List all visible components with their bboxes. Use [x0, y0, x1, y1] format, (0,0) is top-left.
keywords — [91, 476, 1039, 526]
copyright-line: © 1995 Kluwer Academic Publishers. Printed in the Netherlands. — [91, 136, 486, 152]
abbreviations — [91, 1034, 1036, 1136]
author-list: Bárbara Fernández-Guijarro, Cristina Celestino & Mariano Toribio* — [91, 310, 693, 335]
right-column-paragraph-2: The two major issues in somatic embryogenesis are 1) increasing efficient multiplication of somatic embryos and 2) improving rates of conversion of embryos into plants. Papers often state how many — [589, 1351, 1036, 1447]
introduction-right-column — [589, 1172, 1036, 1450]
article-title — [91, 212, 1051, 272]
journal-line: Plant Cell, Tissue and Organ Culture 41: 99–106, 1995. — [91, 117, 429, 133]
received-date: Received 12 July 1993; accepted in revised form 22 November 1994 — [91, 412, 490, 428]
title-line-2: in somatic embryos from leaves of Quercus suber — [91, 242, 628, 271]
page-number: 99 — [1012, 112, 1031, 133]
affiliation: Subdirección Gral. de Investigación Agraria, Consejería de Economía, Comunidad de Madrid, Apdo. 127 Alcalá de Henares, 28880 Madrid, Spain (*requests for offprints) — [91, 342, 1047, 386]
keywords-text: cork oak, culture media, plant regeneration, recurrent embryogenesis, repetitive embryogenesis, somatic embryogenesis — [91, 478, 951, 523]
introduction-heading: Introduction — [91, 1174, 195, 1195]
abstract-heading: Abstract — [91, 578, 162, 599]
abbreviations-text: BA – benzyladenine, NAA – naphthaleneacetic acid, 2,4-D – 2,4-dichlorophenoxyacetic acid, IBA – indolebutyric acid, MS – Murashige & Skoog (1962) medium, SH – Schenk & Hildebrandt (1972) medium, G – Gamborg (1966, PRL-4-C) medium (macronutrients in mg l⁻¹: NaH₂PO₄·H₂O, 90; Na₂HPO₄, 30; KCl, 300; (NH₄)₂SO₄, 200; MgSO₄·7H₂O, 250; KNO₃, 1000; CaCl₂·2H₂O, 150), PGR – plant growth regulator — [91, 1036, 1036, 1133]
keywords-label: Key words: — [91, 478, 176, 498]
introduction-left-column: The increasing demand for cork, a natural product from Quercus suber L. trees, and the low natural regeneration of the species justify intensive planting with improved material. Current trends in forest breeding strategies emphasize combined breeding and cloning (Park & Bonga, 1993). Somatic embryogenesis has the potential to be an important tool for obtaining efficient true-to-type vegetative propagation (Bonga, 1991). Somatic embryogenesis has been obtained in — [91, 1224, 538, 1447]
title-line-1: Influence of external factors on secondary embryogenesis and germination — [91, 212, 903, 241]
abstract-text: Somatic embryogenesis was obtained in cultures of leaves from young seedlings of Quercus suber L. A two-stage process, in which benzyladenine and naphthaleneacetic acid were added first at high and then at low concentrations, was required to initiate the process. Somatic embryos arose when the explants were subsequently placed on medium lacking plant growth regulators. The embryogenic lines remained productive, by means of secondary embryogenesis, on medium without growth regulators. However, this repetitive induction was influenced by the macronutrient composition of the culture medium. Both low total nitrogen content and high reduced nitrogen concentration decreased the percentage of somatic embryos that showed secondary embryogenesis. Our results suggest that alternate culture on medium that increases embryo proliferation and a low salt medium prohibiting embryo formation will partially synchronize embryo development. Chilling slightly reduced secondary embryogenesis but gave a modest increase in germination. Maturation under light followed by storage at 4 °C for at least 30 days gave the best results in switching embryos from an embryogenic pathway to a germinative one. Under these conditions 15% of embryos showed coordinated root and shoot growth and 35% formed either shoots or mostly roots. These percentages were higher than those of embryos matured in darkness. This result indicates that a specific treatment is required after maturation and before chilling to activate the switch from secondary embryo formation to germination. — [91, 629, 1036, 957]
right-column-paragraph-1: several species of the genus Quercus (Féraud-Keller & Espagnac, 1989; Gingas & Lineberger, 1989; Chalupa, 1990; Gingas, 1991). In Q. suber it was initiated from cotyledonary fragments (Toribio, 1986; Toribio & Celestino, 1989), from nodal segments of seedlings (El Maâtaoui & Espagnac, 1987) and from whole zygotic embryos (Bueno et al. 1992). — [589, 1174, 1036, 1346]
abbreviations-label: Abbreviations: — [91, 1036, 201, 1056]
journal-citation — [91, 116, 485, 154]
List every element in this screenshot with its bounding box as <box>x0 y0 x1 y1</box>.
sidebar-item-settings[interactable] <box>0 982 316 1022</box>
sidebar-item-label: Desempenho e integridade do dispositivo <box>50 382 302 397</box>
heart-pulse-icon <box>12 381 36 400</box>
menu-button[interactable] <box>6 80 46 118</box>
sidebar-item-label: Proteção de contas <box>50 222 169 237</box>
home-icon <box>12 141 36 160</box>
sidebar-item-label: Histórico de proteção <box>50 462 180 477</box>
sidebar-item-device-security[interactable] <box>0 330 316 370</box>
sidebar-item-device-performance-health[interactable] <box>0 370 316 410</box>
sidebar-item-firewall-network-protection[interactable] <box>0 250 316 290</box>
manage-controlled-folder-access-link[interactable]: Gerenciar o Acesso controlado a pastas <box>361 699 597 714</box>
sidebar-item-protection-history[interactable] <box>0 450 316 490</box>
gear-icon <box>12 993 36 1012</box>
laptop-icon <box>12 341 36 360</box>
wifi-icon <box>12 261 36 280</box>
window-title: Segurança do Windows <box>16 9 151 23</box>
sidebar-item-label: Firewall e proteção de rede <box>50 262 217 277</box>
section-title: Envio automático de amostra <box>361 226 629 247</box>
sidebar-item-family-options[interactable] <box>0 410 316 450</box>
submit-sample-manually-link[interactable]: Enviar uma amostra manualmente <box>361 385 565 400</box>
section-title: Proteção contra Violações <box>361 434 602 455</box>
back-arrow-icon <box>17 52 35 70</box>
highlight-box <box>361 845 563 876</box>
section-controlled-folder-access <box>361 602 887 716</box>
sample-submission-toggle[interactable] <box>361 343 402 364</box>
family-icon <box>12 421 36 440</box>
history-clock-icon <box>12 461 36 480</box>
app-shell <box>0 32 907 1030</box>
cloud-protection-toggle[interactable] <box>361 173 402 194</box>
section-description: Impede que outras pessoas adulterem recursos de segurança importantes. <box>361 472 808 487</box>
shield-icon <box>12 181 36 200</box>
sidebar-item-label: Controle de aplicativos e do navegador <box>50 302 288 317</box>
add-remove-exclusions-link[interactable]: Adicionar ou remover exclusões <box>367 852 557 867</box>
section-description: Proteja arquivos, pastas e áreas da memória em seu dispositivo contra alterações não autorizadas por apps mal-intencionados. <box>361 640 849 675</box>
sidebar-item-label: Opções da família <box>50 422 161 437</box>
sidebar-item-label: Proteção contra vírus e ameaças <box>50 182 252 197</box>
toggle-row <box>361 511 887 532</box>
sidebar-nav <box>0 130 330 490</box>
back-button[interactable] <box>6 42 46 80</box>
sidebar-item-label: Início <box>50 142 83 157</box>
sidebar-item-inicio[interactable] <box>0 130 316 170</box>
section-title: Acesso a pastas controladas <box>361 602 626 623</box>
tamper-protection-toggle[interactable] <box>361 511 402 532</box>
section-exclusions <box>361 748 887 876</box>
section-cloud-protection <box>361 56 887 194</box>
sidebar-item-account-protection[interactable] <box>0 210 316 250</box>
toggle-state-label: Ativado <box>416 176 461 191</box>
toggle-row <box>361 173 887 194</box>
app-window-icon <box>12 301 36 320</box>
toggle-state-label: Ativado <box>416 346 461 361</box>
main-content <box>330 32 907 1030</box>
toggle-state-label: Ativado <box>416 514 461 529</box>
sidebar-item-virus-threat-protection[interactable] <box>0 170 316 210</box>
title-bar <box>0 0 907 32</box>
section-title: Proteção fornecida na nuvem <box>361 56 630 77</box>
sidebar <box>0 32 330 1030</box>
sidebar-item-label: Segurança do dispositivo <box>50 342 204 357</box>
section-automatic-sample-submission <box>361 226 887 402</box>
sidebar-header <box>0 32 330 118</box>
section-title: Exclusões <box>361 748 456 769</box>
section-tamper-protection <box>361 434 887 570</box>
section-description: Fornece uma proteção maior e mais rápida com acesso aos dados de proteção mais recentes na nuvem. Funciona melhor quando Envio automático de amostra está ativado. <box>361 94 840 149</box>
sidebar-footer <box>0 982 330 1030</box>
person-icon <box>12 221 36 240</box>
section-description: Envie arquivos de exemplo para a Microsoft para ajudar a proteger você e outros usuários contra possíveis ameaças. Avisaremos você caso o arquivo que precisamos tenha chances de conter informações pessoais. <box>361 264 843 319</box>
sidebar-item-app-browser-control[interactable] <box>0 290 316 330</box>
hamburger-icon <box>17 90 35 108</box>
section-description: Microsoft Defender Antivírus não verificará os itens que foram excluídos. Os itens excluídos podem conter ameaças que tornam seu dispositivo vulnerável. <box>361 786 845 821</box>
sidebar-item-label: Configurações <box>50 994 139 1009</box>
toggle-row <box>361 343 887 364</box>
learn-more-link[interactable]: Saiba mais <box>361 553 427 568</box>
====================
* TASK TO COMPLETE: Filter the lines above so that only those with the string "device" remain, then copy them.

* WORKED SOLUTION:
sidebar-item-device-security[interactable] <box>0 330 316 370</box>
sidebar-item-device-performance-health[interactable] <box>0 370 316 410</box>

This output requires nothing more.